## GIVEN INFORMATION
■ ■ ■

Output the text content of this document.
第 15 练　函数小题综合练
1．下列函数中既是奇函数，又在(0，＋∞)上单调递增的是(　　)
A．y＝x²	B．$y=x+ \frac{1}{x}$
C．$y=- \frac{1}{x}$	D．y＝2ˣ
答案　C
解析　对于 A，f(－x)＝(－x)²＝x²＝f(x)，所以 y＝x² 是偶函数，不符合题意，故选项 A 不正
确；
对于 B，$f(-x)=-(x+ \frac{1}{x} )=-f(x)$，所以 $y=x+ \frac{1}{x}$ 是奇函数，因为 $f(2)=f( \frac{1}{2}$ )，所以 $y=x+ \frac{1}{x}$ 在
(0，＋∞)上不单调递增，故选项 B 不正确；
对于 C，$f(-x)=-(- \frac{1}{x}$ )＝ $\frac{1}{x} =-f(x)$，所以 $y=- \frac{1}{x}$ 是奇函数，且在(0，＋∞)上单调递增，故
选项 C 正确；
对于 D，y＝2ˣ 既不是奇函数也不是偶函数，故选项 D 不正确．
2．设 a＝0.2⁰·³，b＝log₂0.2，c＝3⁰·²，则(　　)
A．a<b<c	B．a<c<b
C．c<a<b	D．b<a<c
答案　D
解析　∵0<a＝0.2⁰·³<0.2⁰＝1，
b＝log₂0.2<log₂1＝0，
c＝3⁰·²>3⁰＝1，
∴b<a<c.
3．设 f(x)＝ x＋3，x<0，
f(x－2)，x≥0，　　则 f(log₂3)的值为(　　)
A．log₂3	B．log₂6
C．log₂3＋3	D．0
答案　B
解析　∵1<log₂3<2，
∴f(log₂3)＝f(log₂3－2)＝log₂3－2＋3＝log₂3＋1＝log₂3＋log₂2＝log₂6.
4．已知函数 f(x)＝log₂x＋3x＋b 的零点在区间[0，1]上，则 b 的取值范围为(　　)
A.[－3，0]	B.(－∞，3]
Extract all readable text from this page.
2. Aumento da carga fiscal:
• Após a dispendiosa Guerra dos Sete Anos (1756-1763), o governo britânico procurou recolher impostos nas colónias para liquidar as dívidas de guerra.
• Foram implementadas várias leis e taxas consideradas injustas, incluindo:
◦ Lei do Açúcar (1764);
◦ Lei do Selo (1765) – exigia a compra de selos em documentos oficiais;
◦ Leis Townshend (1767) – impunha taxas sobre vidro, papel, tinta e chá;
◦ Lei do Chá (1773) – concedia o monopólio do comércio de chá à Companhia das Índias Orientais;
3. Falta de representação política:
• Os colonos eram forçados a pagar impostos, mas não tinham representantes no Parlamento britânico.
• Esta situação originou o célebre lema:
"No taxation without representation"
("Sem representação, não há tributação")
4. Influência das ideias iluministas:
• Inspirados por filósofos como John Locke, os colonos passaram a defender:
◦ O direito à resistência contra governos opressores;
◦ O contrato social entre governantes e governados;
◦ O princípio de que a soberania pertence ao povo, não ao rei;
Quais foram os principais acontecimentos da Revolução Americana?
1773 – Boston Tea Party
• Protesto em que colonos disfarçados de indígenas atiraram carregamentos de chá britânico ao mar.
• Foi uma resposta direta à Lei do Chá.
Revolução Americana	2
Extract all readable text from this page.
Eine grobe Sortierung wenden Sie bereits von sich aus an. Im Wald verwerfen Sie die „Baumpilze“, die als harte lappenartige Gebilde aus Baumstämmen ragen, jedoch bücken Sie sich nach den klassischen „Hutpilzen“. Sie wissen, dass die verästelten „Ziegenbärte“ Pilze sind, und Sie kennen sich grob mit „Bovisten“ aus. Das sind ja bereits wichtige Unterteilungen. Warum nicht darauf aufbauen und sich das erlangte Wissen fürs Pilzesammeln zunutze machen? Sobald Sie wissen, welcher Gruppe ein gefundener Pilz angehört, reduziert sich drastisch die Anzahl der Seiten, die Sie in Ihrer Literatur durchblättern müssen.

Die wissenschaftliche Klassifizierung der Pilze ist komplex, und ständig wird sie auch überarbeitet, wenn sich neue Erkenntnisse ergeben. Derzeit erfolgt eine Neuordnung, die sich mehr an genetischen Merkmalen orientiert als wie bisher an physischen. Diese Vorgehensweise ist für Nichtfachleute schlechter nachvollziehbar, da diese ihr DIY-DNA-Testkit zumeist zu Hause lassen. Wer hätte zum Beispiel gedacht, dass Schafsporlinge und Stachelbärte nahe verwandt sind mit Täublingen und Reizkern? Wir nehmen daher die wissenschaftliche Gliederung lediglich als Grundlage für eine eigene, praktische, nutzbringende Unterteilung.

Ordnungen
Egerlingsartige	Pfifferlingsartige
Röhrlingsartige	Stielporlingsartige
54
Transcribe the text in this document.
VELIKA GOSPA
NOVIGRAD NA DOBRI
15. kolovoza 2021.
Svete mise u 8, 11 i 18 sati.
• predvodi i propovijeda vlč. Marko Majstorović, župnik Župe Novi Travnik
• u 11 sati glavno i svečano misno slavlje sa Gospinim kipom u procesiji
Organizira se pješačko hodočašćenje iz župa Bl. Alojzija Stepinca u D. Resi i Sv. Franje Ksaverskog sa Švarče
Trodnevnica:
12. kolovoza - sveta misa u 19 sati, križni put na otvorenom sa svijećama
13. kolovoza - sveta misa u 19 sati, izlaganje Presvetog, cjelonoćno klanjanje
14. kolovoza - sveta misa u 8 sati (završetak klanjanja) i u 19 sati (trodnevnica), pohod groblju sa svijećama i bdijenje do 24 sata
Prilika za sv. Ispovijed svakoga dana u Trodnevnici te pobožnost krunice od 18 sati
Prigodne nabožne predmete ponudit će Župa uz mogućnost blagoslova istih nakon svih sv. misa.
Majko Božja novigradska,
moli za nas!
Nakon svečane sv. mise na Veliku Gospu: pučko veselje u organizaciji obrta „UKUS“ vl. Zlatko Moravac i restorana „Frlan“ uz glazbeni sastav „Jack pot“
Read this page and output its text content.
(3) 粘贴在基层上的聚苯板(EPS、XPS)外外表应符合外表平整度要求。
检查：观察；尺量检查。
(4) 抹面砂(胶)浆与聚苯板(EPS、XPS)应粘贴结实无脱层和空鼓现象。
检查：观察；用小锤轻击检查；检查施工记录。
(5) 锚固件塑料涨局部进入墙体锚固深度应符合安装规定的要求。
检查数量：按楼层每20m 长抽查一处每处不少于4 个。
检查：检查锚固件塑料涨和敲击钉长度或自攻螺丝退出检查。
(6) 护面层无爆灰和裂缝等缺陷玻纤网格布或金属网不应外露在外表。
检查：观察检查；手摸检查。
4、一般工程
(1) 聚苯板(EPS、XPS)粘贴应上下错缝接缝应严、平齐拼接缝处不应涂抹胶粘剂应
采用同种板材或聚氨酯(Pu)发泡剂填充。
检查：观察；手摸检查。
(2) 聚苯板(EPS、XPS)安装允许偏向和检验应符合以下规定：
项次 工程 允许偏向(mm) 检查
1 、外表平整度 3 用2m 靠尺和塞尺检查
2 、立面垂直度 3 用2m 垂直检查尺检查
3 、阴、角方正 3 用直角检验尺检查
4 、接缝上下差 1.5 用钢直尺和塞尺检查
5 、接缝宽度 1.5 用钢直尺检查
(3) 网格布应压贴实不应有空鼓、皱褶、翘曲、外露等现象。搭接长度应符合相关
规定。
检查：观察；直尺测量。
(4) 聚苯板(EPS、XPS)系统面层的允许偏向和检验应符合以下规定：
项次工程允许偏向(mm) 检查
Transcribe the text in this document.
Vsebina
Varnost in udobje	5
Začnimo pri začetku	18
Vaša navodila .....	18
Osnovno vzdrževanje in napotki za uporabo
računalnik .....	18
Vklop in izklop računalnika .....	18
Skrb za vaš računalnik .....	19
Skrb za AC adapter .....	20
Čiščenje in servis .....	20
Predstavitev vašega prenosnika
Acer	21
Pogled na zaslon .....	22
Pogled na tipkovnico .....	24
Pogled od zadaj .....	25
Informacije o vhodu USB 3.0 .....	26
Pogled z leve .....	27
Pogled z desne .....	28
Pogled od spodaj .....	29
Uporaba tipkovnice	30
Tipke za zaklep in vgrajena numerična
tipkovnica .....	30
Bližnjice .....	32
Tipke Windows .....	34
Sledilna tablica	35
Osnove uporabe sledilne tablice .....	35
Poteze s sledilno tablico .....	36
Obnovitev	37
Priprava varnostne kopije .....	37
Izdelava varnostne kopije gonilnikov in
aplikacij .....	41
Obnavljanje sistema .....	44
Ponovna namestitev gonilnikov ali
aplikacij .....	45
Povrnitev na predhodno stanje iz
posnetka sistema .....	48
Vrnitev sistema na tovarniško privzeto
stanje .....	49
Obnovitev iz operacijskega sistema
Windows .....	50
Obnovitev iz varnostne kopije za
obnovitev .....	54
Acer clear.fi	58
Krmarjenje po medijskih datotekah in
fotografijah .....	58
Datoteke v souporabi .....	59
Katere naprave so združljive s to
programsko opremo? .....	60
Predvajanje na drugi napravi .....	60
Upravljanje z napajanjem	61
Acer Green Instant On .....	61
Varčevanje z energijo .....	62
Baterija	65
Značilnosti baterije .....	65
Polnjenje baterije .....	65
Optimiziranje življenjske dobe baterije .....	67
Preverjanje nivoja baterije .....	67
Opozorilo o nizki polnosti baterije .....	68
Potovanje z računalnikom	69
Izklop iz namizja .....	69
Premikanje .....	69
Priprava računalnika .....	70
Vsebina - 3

■ ■ ■

## WHAT THE TASK REQUIRES
Only the number is wanted: how many lines in the entries above contain the word "Pilze"?

## TASK RESULT
2